*Brief*. Find every line with the string "Santarcangelo" in it, count them, and reply with that count only.

━━━━━ Excerpted data

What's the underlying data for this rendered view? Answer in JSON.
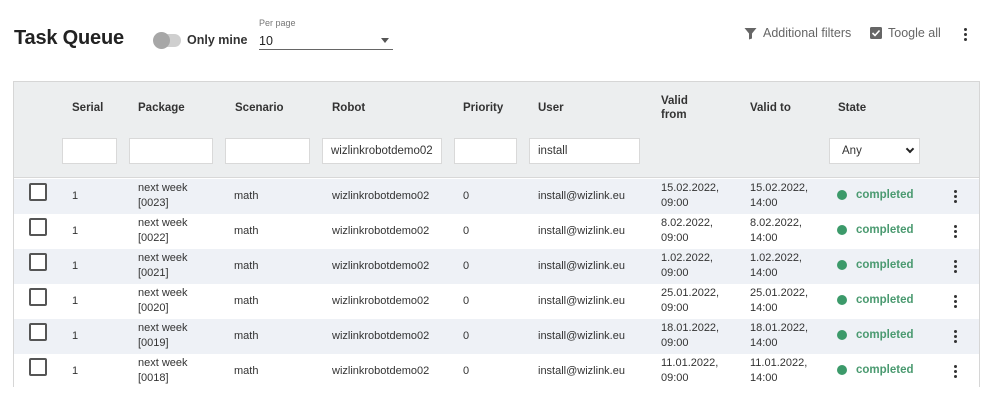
{
  "header": {
    "title": "Task Queue",
    "only_mine_label": "Only mine",
    "per_page_caption": "Per page",
    "per_page_value": "10",
    "filters_label": "Additional filters",
    "toggle_all_label": "Toogle all"
  },
  "table": {
    "columns": {
      "serial": "Serial",
      "package": "Package",
      "scenario": "Scenario",
      "robot": "Robot",
      "priority": "Priority",
      "user": "User",
      "valid_from_1": "Valid",
      "valid_from_2": "from",
      "valid_to": "Valid to",
      "state": "State"
    },
    "filters": {
      "robot": "wizlinkrobotdemo02",
      "user": "install",
      "state": "Any"
    },
    "rows": [
      {
        "serial": "1",
        "package_1": "next week",
        "package_2": "[0023]",
        "scenario": "math",
        "robot": "wizlinkrobotdemo02",
        "priority": "0",
        "user": "install@wizlink.eu",
        "from_1": "15.02.2022,",
        "from_2": "09:00",
        "to_1": "15.02.2022,",
        "to_2": "14:00",
        "state": "completed"
      },
      {
        "serial": "1",
        "package_1": "next week",
        "package_2": "[0022]",
        "scenario": "math",
        "robot": "wizlinkrobotdemo02",
        "priority": "0",
        "user": "install@wizlink.eu",
        "from_1": "8.02.2022,",
        "from_2": "09:00",
        "to_1": "8.02.2022,",
        "to_2": "14:00",
        "state": "completed"
      },
      {
        "serial": "1",
        "package_1": "next week",
        "package_2": "[0021]",
        "scenario": "math",
        "robot": "wizlinkrobotdemo02",
        "priority": "0",
        "user": "install@wizlink.eu",
        "from_1": "1.02.2022,",
        "from_2": "09:00",
        "to_1": "1.02.2022,",
        "to_2": "14:00",
        "state": "completed"
      },
      {
        "serial": "1",
        "package_1": "next week",
        "package_2": "[0020]",
        "scenario": "math",
        "robot": "wizlinkrobotdemo02",
        "priority": "0",
        "user": "install@wizlink.eu",
        "from_1": "25.01.2022,",
        "from_2": "09:00",
        "to_1": "25.01.2022,",
        "to_2": "14:00",
        "state": "completed"
      },
      {
        "serial": "1",
        "package_1": "next week",
        "package_2": "[0019]",
        "scenario": "math",
        "robot": "wizlinkrobotdemo02",
        "priority": "0",
        "user": "install@wizlink.eu",
        "from_1": "18.01.2022,",
        "from_2": "09:00",
        "to_1": "18.01.2022,",
        "to_2": "14:00",
        "state": "completed"
      },
      {
        "serial": "1",
        "package_1": "next week",
        "package_2": "[0018]",
        "scenario": "math",
        "robot": "wizlinkrobotdemo02",
        "priority": "0",
        "user": "install@wizlink.eu",
        "from_1": "11.01.2022,",
        "from_2": "09:00",
        "to_1": "11.01.2022,",
        "to_2": "14:00",
        "state": "completed"
      }
    ]
  },
  "colors": {
    "state_completed": "#3c9a6a",
    "header_bg": "#eceeef",
    "row_alt_bg": "#eef1f6"
  },
  "icons": {
    "filters": "filter-icon",
    "toggle_all": "checkbox-checked-icon",
    "menu": "kebab-menu-icon",
    "status": "status-dot-icon"
  }
}
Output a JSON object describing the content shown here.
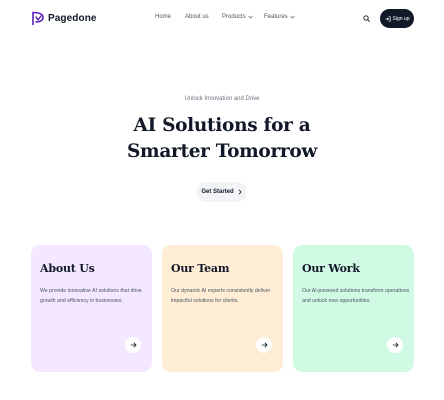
{
  "brand": {
    "name": "Pagedone",
    "accent": "#5b21b6"
  },
  "nav": {
    "items": [
      {
        "label": "Home",
        "has_dropdown": false
      },
      {
        "label": "About us",
        "has_dropdown": false
      },
      {
        "label": "Products",
        "has_dropdown": true
      },
      {
        "label": "Features",
        "has_dropdown": true
      }
    ],
    "search_icon": "search-icon",
    "signup_label": "Sign up"
  },
  "hero": {
    "subtitle": "Unlock Innovation and Drive",
    "title": "AI Solutions for a Smarter Tomorrow",
    "cta_label": "Get Started"
  },
  "cards": [
    {
      "title": "About Us",
      "text": "We provide innovative AI solutions that drive growth and efficiency in businesses.",
      "bg": "#f3e8ff"
    },
    {
      "title": "Our Team",
      "text": "Our dynamic AI experts consistently deliver impactful solutions for clients.",
      "bg": "#ffedd5"
    },
    {
      "title": "Our Work",
      "text": "Our AI-powered solutions transform operations and unlock new opportunities.",
      "bg": "#d1fae5"
    }
  ]
}
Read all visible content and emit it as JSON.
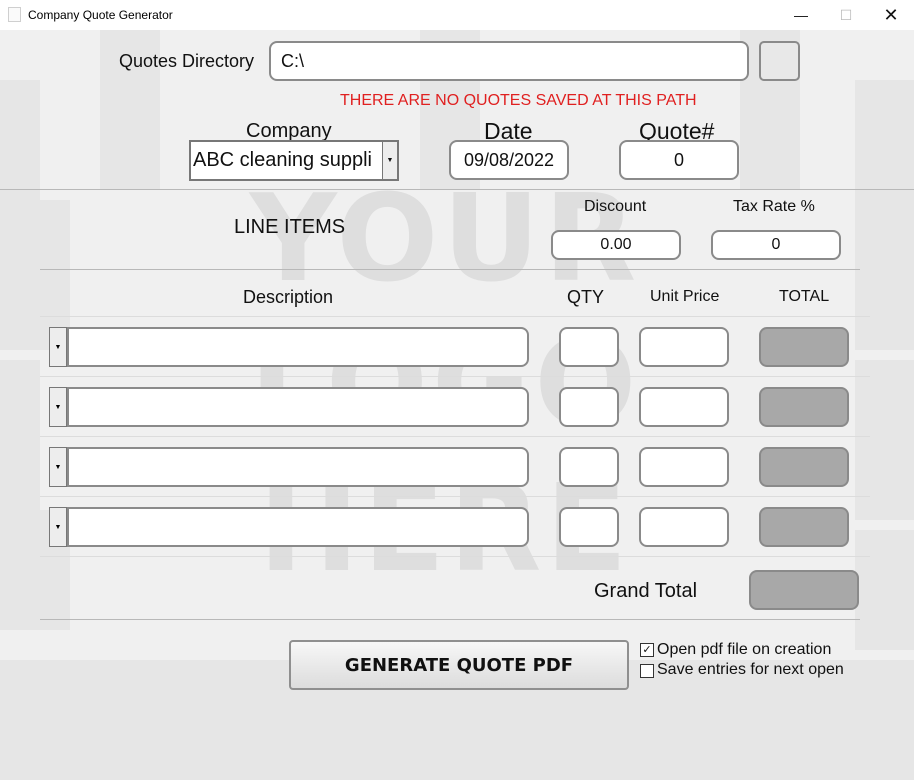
{
  "window": {
    "title": "Company Quote Generator",
    "minimize_icon": "minimize-icon",
    "maximize_icon": "maximize-icon",
    "close_icon": "close-icon"
  },
  "watermark": [
    "YOUR",
    "LOGO",
    "HERE"
  ],
  "directory": {
    "label": "Quotes Directory",
    "value": "C:\\",
    "browse_label": ""
  },
  "warning": {
    "text": "THERE ARE NO QUOTES SAVED AT THIS PATH",
    "color": "#e02020"
  },
  "header": {
    "company_label": "Company",
    "company_value": "ABC cleaning suppli",
    "date_label": "Date",
    "date_value": "09/08/2022",
    "quote_label": "Quote#",
    "quote_value": "0"
  },
  "line_items": {
    "title": "LINE ITEMS",
    "discount_label": "Discount",
    "discount_value": "0.00",
    "tax_label": "Tax Rate %",
    "tax_value": "0",
    "columns": [
      "Description",
      "QTY",
      "Unit Price",
      "TOTAL"
    ],
    "rows": [
      {
        "description": "",
        "qty": "",
        "unit_price": "",
        "total": ""
      },
      {
        "description": "",
        "qty": "",
        "unit_price": "",
        "total": ""
      },
      {
        "description": "",
        "qty": "",
        "unit_price": "",
        "total": ""
      },
      {
        "description": "",
        "qty": "",
        "unit_price": "",
        "total": ""
      }
    ]
  },
  "grand_total": {
    "label": "Grand Total",
    "value": ""
  },
  "actions": {
    "generate_label": "GENERATE QUOTE PDF",
    "open_pdf_label": "Open pdf file on creation",
    "open_pdf_checked": true,
    "save_entries_label": "Save entries for next open",
    "save_entries_checked": false
  },
  "colors": {
    "background": "#f0f0f0",
    "total_field": "#a8a8a8",
    "warning": "#e02020"
  }
}
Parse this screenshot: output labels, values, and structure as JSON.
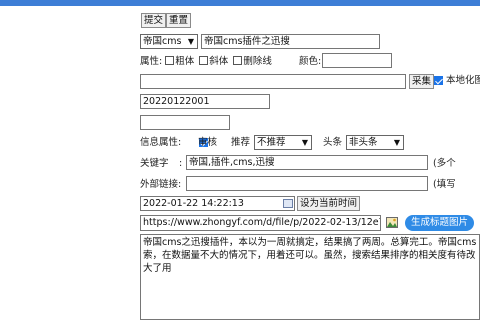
{
  "toolbar": {
    "submit_label": "提交",
    "reset_label": "重置"
  },
  "title_row": {
    "category_value": "帝国cms",
    "title_value": "帝国cms插件之迅搜"
  },
  "attributes": {
    "label": "属性:",
    "bold_label": "粗体",
    "italic_label": "斜体",
    "strike_label": "删除线",
    "color_label": "颜色:"
  },
  "image_row": {
    "collect_label": "采集",
    "localize_label": "本地化图"
  },
  "number_field": {
    "value": "20220122001"
  },
  "info_row": {
    "info_label": "信息属性:",
    "review_label": "审核",
    "recommend_label": "推荐",
    "recommend_value": "不推荐",
    "headline_label": "头条",
    "headline_value": "非头条"
  },
  "keywords": {
    "label": "关键字",
    "colon": ":",
    "value": "帝国,插件,cms,迅搜",
    "hint": "(多个"
  },
  "external_link": {
    "label": "外部链接:",
    "hint": "(填写"
  },
  "datetime": {
    "value": "2022-01-22 14:22:13",
    "set_now_label": "设为当前时间"
  },
  "title_image": {
    "url_value": "https://www.zhongyf.com/d/file/p/2022-02-13/12e70be",
    "generate_label": "生成标题图片"
  },
  "summary": {
    "text": "帝国cms之迅搜插件，本以为一周就搞定，结果搞了两周。总算完工。帝国cms 索，在数据量不大的情况下，用着还可以。虽然，搜索结果排序的相关度有待改 大了用"
  }
}
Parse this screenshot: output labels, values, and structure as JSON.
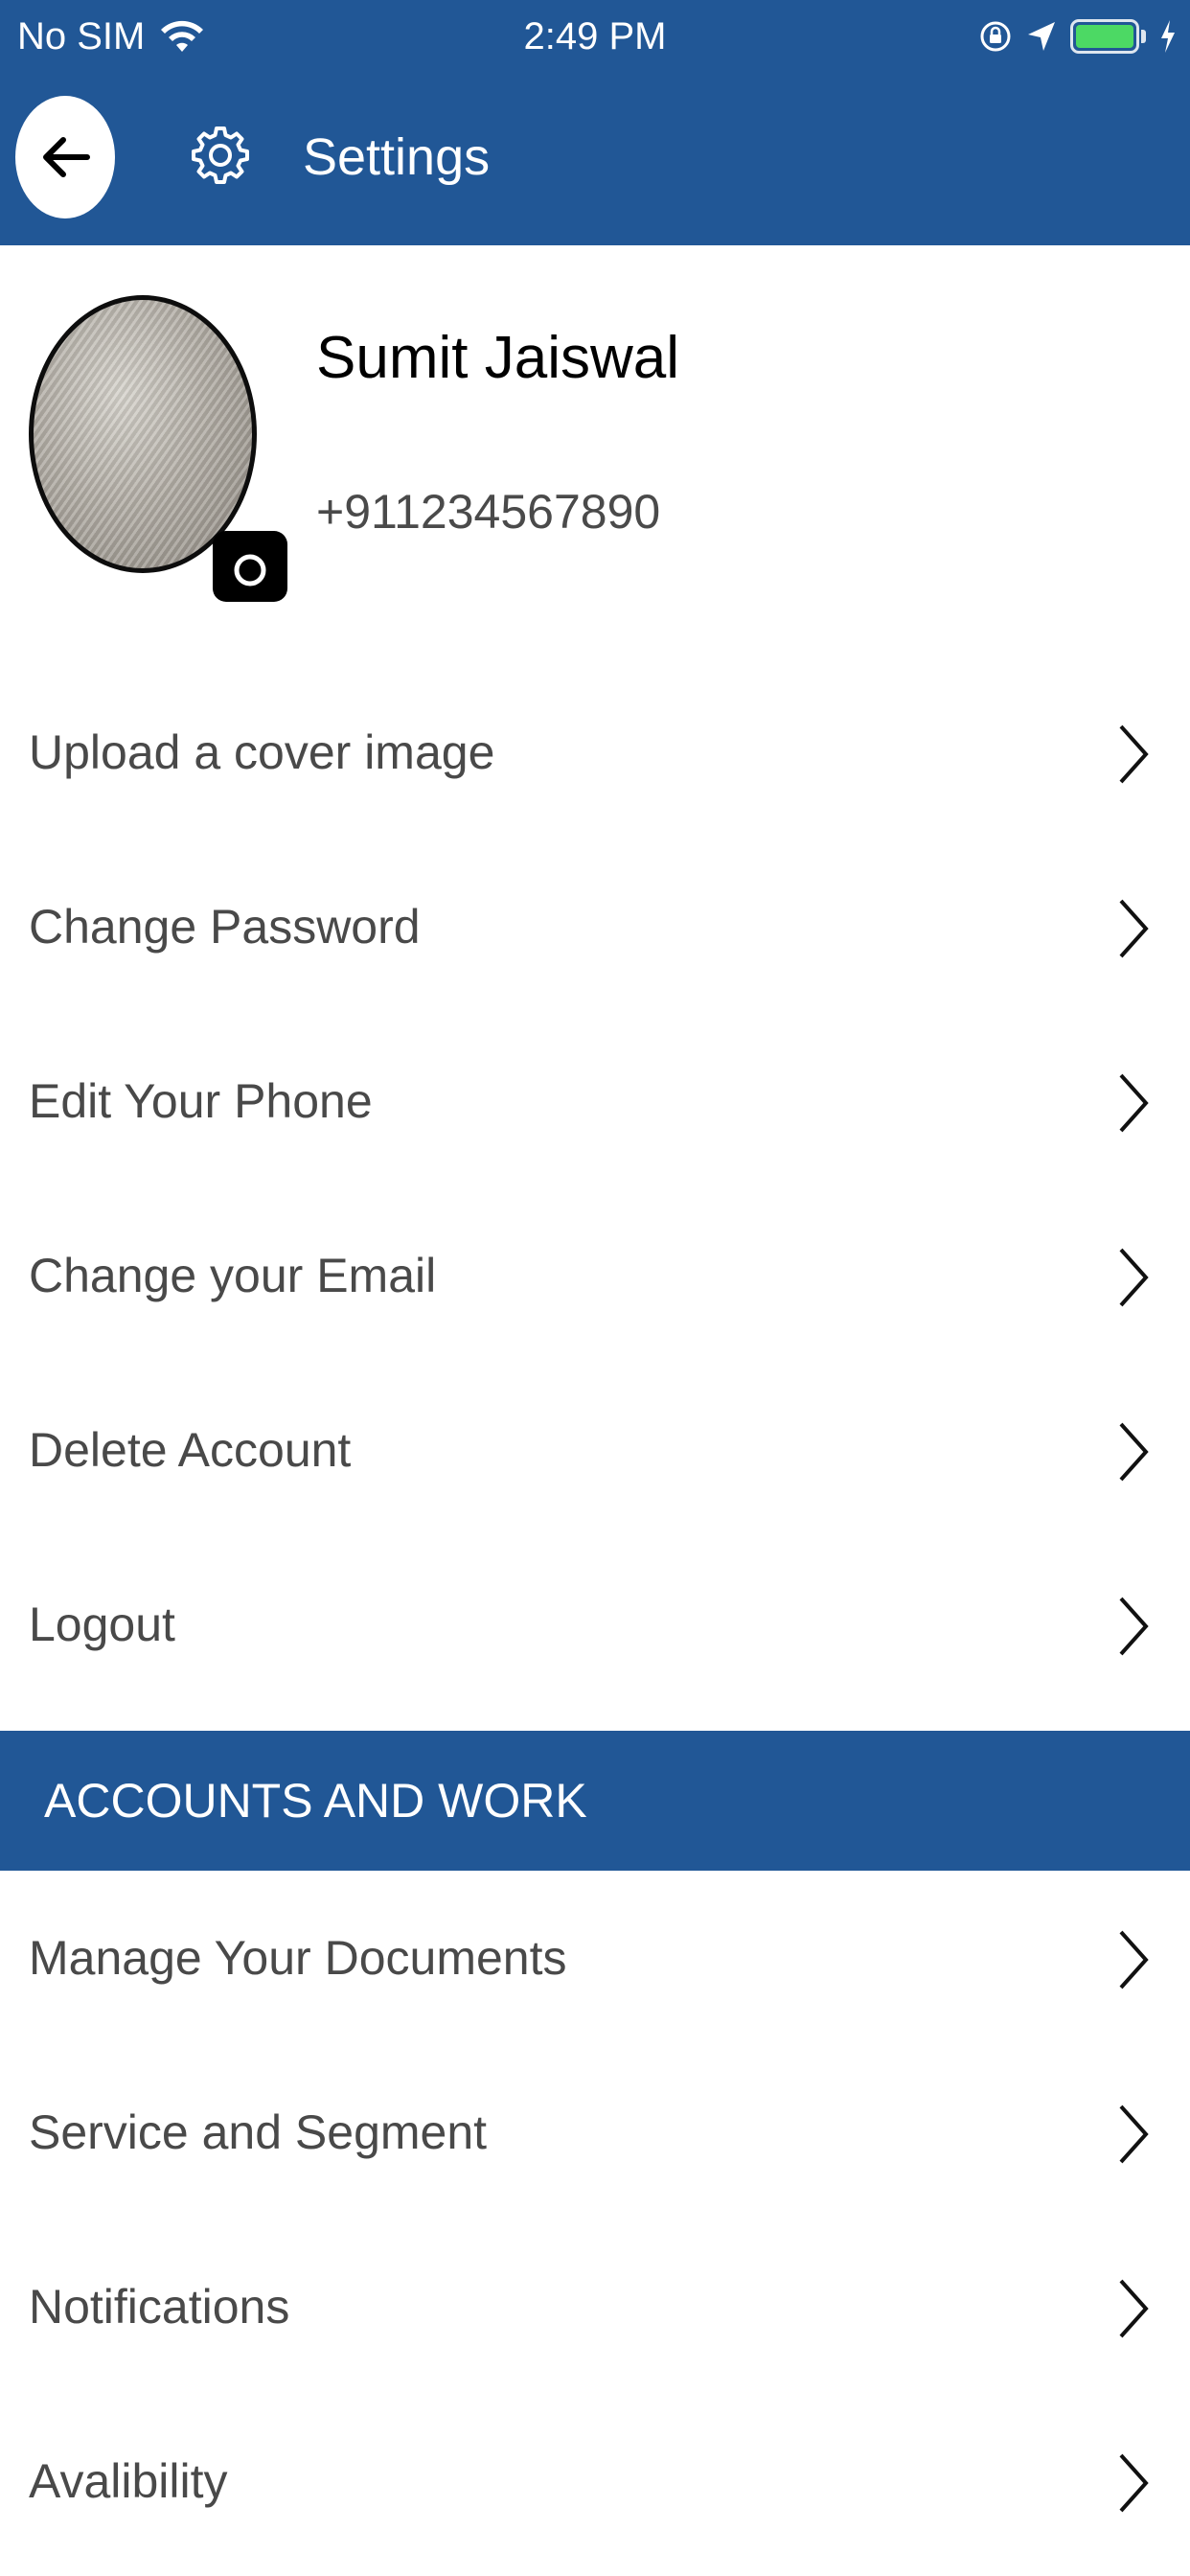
{
  "status_bar": {
    "carrier": "No SIM",
    "time": "2:49 PM",
    "battery_level": 1.0,
    "battery_color": "#4cd964"
  },
  "nav": {
    "title": "Settings",
    "back_icon": "arrow-left-icon",
    "title_icon": "gear-icon",
    "background": "#215796"
  },
  "profile": {
    "name": "Sumit Jaiswal",
    "phone": "+911234567890",
    "camera_icon": "camera-icon"
  },
  "menu": {
    "items": [
      {
        "label": "Upload a cover image"
      },
      {
        "label": "Change Password"
      },
      {
        "label": "Edit Your Phone"
      },
      {
        "label": "Change your Email"
      },
      {
        "label": "Delete Account"
      },
      {
        "label": "Logout"
      }
    ]
  },
  "accounts_section": {
    "title": "ACCOUNTS AND WORK",
    "items": [
      {
        "label": "Manage Your Documents"
      },
      {
        "label": "Service and Segment"
      },
      {
        "label": "Notifications"
      },
      {
        "label": "Avalibility"
      }
    ]
  }
}
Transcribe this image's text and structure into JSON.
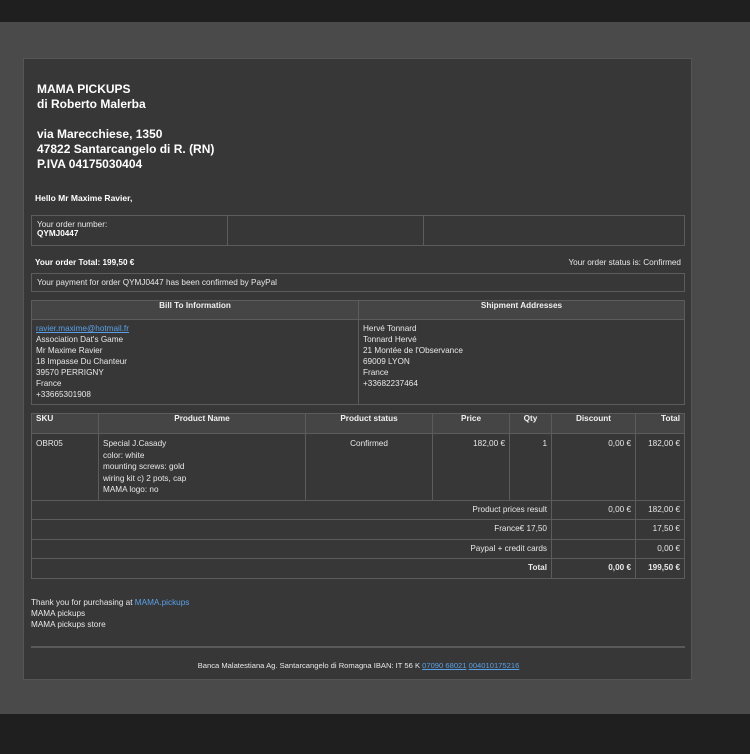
{
  "company": {
    "name": "MAMA PICKUPS",
    "owner": "di Roberto Malerba",
    "street": "via Marecchiese, 1350",
    "city": "47822 Santarcangelo di R. (RN)",
    "vat": "P.IVA 04175030404"
  },
  "greeting": "Hello Mr Maxime Ravier,",
  "order": {
    "number_label": "Your order number:",
    "number": "QYMJ0447",
    "total_label": "Your order Total: 199,50 €",
    "status_label": "Your order status is: Confirmed",
    "payment_note": "Your payment for order QYMJ0447 has been confirmed by PayPal"
  },
  "billing": {
    "header": "Bill To Information",
    "email": "ravier.maxime@hotmail.fr",
    "lines": [
      "Association Dat's Game",
      "Mr Maxime Ravier",
      "18 Impasse Du Chanteur",
      "39570 PERRIGNY",
      "France",
      "+33665301908"
    ]
  },
  "shipping": {
    "header": "Shipment Addresses",
    "lines": [
      "Hervé Tonnard",
      "Tonnard Hervé",
      "21 Montée de l'Observance",
      "69009 LYON",
      "France",
      "+33682237464"
    ]
  },
  "products": {
    "headers": {
      "sku": "SKU",
      "name": "Product Name",
      "status": "Product status",
      "price": "Price",
      "qty": "Qty",
      "discount": "Discount",
      "total": "Total"
    },
    "items": [
      {
        "sku": "OBR05",
        "name_lines": [
          "Special J.Casady",
          "color: white",
          "mounting screws: gold",
          "wiring kit c) 2 pots, cap",
          "MAMA logo: no"
        ],
        "status": "Confirmed",
        "price": "182,00 €",
        "qty": "1",
        "discount": "0,00 €",
        "total": "182,00 €"
      }
    ],
    "summary": {
      "product_prices_label": "Product prices result",
      "product_prices_discount": "0,00 €",
      "product_prices_total": "182,00 €",
      "shipping_label": "France€ 17,50",
      "shipping_total": "17,50 €",
      "payment_label": "Paypal + credit cards",
      "payment_total": "0,00 €",
      "total_label": "Total",
      "total_discount": "0,00 €",
      "total_total": "199,50 €"
    }
  },
  "footer": {
    "thanks_prefix": "Thank you for purchasing at ",
    "thanks_link": "MAMA.pickups",
    "line2": "MAMA pickups",
    "line3": "MAMA pickups store",
    "bank_prefix": "Banca Malatestiana Ag. Santarcangelo di Romagna IBAN: IT 56 K ",
    "bank_link1": "07090 68021",
    "bank_link2": "004010175216"
  },
  "colors": {
    "background": "#4a4a4a",
    "mail_bg": "#373737",
    "link": "#5aa0e8"
  }
}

━━━━━━━━━━

*Worked solution*. 2